» **Set problem**: Every record must be repeated exactly, with no omission.

---------- Exercise data ----------

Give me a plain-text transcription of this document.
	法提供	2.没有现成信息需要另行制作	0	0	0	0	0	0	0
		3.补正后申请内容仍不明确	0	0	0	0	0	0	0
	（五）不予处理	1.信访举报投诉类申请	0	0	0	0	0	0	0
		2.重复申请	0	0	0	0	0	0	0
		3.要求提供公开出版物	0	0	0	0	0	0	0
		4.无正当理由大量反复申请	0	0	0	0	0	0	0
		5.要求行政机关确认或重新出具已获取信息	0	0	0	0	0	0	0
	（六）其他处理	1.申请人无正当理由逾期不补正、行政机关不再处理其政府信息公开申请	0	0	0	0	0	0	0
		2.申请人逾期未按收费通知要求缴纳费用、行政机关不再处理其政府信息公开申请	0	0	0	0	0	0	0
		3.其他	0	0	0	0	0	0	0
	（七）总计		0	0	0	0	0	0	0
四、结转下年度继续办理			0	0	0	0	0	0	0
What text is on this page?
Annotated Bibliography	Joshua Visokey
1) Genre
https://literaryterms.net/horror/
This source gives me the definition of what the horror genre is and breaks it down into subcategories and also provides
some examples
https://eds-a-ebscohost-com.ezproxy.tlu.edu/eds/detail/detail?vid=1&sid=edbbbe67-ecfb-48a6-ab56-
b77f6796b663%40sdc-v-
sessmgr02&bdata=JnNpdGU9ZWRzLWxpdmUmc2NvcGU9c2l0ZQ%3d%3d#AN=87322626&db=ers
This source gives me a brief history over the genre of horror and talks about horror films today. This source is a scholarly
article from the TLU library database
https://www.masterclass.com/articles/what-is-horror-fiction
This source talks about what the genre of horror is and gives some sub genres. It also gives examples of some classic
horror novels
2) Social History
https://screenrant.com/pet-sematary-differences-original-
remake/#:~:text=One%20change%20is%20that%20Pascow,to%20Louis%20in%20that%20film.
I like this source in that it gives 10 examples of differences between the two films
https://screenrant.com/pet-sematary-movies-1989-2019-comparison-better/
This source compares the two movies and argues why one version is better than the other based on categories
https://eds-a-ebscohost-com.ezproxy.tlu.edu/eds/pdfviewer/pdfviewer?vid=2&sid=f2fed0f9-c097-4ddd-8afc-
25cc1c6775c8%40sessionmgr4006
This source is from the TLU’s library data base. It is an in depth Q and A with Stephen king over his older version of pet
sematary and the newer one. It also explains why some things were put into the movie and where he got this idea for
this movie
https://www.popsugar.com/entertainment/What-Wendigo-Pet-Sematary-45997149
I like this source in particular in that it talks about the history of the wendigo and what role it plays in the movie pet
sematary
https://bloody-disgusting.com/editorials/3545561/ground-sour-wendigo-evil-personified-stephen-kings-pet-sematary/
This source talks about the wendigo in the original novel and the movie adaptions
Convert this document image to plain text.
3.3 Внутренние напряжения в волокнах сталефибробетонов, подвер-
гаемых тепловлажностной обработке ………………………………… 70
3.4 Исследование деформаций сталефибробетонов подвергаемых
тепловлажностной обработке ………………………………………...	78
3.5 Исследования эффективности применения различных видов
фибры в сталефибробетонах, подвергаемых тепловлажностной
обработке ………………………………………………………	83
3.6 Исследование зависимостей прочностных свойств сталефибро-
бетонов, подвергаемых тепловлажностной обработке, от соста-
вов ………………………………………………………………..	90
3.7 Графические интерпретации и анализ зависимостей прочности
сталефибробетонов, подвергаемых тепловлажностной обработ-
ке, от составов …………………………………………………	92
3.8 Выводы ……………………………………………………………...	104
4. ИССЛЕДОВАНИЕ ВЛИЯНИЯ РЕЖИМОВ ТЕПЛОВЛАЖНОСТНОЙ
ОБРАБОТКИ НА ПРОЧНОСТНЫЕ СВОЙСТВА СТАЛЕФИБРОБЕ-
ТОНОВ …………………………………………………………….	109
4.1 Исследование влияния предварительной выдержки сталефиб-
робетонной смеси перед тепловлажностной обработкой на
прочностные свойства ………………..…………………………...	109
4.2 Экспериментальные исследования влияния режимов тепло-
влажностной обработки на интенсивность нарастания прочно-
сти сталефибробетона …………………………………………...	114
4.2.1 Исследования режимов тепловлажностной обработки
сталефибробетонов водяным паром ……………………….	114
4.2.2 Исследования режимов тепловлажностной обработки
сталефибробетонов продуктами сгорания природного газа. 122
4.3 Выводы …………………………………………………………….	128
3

----------

» **Expected output**:
Give me a plain-text transcription of this document.
	法提供	2.没有现成信息需要另行制作	0	0	0	0	0	0	0
		3.补正后申请内容仍不明确	0	0	0	0	0	0	0
	（五）不予处理	1.信访举报投诉类申请	0	0	0	0	0	0	0
		2.重复申请	0	0	0	0	0	0	0
		3.要求提供公开出版物	0	0	0	0	0	0	0
		4.无正当理由大量反复申请	0	0	0	0	0	0	0
		5.要求行政机关确认或重新出具已获取信息	0	0	0	0	0	0	0
	（六）其他处理	1.申请人无正当理由逾期不补正、行政机关不再处理其政府信息公开申请	0	0	0	0	0	0	0
		2.申请人逾期未按收费通知要求缴纳费用、行政机关不再处理其政府信息公开申请	0	0	0	0	0	0	0
		3.其他	0	0	0	0	0	0	0
	（七）总计		0	0	0	0	0	0	0
四、结转下年度继续办理			0	0	0	0	0	0	0
What text is on this page?
Annotated Bibliography	Joshua Visokey
1) Genre
https://literaryterms.net/horror/
This source gives me the definition of what the horror genre is and breaks it down into subcategories and also provides
some examples
https://eds-a-ebscohost-com.ezproxy.tlu.edu/eds/detail/detail?vid=1&sid=edbbbe67-ecfb-48a6-ab56-
b77f6796b663%40sdc-v-
sessmgr02&bdata=JnNpdGU9ZWRzLWxpdmUmc2NvcGU9c2l0ZQ%3d%3d#AN=87322626&db=ers
This source gives me a brief history over the genre of horror and talks about horror films today. This source is a scholarly
article from the TLU library database
https://www.masterclass.com/articles/what-is-horror-fiction
This source talks about what the genre of horror is and gives some sub genres. It also gives examples of some classic
horror novels
2) Social History
https://screenrant.com/pet-sematary-differences-original-
remake/#:~:text=One%20change%20is%20that%20Pascow,to%20Louis%20in%20that%20film.
I like this source in that it gives 10 examples of differences between the two films
https://screenrant.com/pet-sematary-movies-1989-2019-comparison-better/
This source compares the two movies and argues why one version is better than the other based on categories
https://eds-a-ebscohost-com.ezproxy.tlu.edu/eds/pdfviewer/pdfviewer?vid=2&sid=f2fed0f9-c097-4ddd-8afc-
25cc1c6775c8%40sessionmgr4006
This source is from the TLU’s library data base. It is an in depth Q and A with Stephen king over his older version of pet
sematary and the newer one. It also explains why some things were put into the movie and where he got this idea for
this movie
https://www.popsugar.com/entertainment/What-Wendigo-Pet-Sematary-45997149
I like this source in particular in that it talks about the history of the wendigo and what role it plays in the movie pet
sematary
https://bloody-disgusting.com/editorials/3545561/ground-sour-wendigo-evil-personified-stephen-kings-pet-sematary/
This source talks about the wendigo in the original novel and the movie adaptions
Convert this document image to plain text.
3.3 Внутренние напряжения в волокнах сталефибробетонов, подвер-
гаемых тепловлажностной обработке ………………………………… 70
3.4 Исследование деформаций сталефибробетонов подвергаемых
тепловлажностной обработке ………………………………………...	78
3.5 Исследования эффективности применения различных видов
фибры в сталефибробетонах, подвергаемых тепловлажностной
обработке ………………………………………………………	83
3.6 Исследование зависимостей прочностных свойств сталефибро-
бетонов, подвергаемых тепловлажностной обработке, от соста-
вов ………………………………………………………………..	90
3.7 Графические интерпретации и анализ зависимостей прочности
сталефибробетонов, подвергаемых тепловлажностной обработ-
ке, от составов …………………………………………………	92
3.8 Выводы ……………………………………………………………...	104
4. ИССЛЕДОВАНИЕ ВЛИЯНИЯ РЕЖИМОВ ТЕПЛОВЛАЖНОСТНОЙ
ОБРАБОТКИ НА ПРОЧНОСТНЫЕ СВОЙСТВА СТАЛЕФИБРОБЕ-
ТОНОВ …………………………………………………………….	109
4.1 Исследование влияния предварительной выдержки сталефиб-
робетонной смеси перед тепловлажностной обработкой на
прочностные свойства ………………..…………………………...	109
4.2 Экспериментальные исследования влияния режимов тепло-
влажностной обработки на интенсивность нарастания прочно-
сти сталефибробетона …………………………………………...	114
4.2.1 Исследования режимов тепловлажностной обработки
сталефибробетонов водяным паром ……………………….	114
4.2.2 Исследования режимов тепловлажностной обработки
сталефибробетонов продуктами сгорания природного газа. 122
4.3 Выводы …………………………………………………………….	128
3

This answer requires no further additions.